Given instruction:
Set down each line of the data below exactly as it stands, dropping the pictures.

-- Begin --

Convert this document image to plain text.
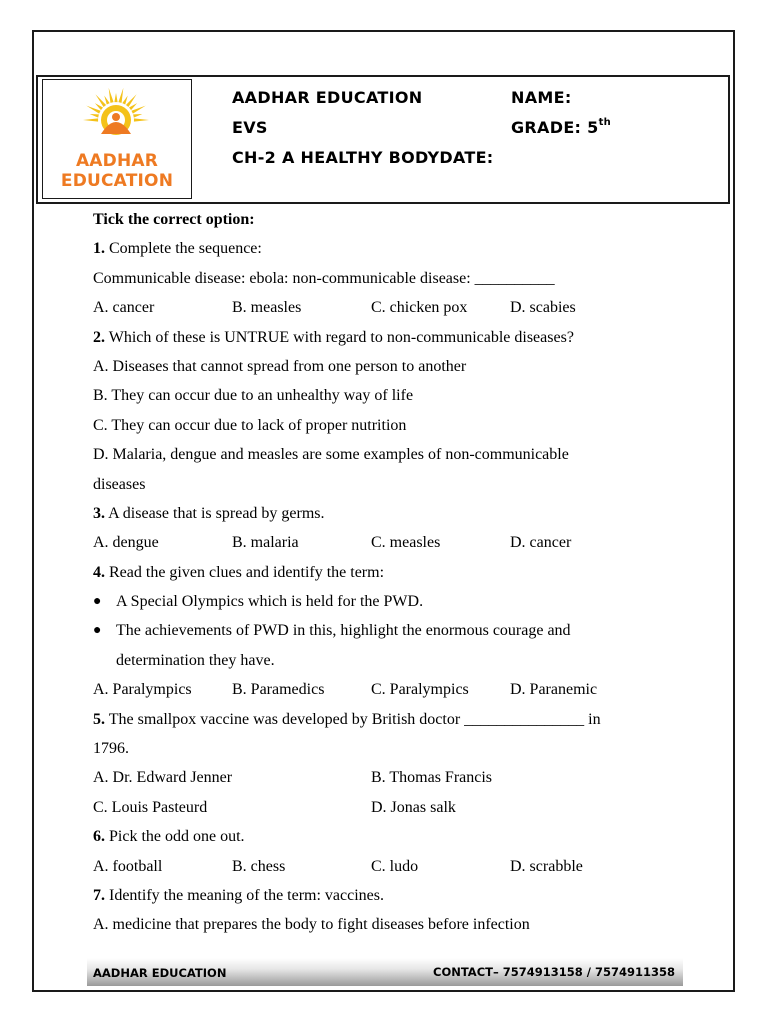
AADHAR
EDUCATION
AADHAR EDUCATION
EVS
CH-2 A HEALTHY BODYDATE:
NAME:
GRADE: 5th
Tick the correct option:
1. Complete the sequence:
Communicable disease: ebola: non-communicable disease: __________
A. cancer	B. measles	C. chicken pox	D. scabies
2. Which of these is UNTRUE with regard to non-communicable diseases?
A. Diseases that cannot spread from one person to another
B. They can occur due to an unhealthy way of life
C. They can occur due to lack of proper nutrition
D. Malaria, dengue and measles are some examples of non-communicable
diseases
3. A disease that is spread by germs.
A. dengue	B. malaria	C. measles	D. cancer
4. Read the given clues and identify the term:
● A Special Olympics which is held for the PWD.
● The achievements of PWD in this, highlight the enormous courage and
determination they have.
A. Paralympics	B. Paramedics	C. Paralympics	D. Paranemic
5. The smallpox vaccine was developed by British doctor _______________ in
1796.
A. Dr. Edward Jenner	B. Thomas Francis
C. Louis Pasteurd	D. Jonas salk
6. Pick the odd one out.
A. football	B. chess	C. ludo	D. scrabble
7. Identify the meaning of the term: vaccines.
A. medicine that prepares the body to fight diseases before infection
AADHAR EDUCATION	CONTACT– 7574913158 / 7574911358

-- End --

Response:
Convert this document image to plain text.
AADHAR
EDUCATION
AADHAR EDUCATION
EVS
CH-2 A HEALTHY BODYDATE:
NAME:
GRADE: 5th
Tick the correct option:
1. Complete the sequence:
Communicable disease: ebola: non-communicable disease: __________
A. cancer	B. measles	C. chicken pox	D. scabies
2. Which of these is UNTRUE with regard to non-communicable diseases?
A. Diseases that cannot spread from one person to another
B. They can occur due to an unhealthy way of life
C. They can occur due to lack of proper nutrition
D. Malaria, dengue and measles are some examples of non-communicable
diseases
3. A disease that is spread by germs.
A. dengue	B. malaria	C. measles	D. cancer
4. Read the given clues and identify the term:
● A Special Olympics which is held for the PWD.
● The achievements of PWD in this, highlight the enormous courage and
determination they have.
A. Paralympics	B. Paramedics	C. Paralympics	D. Paranemic
5. The smallpox vaccine was developed by British doctor _______________ in
1796.
A. Dr. Edward Jenner	B. Thomas Francis
C. Louis Pasteurd	D. Jonas salk
6. Pick the odd one out.
A. football	B. chess	C. ludo	D. scrabble
7. Identify the meaning of the term: vaccines.
A. medicine that prepares the body to fight diseases before infection
AADHAR EDUCATION	CONTACT– 7574913158 / 7574911358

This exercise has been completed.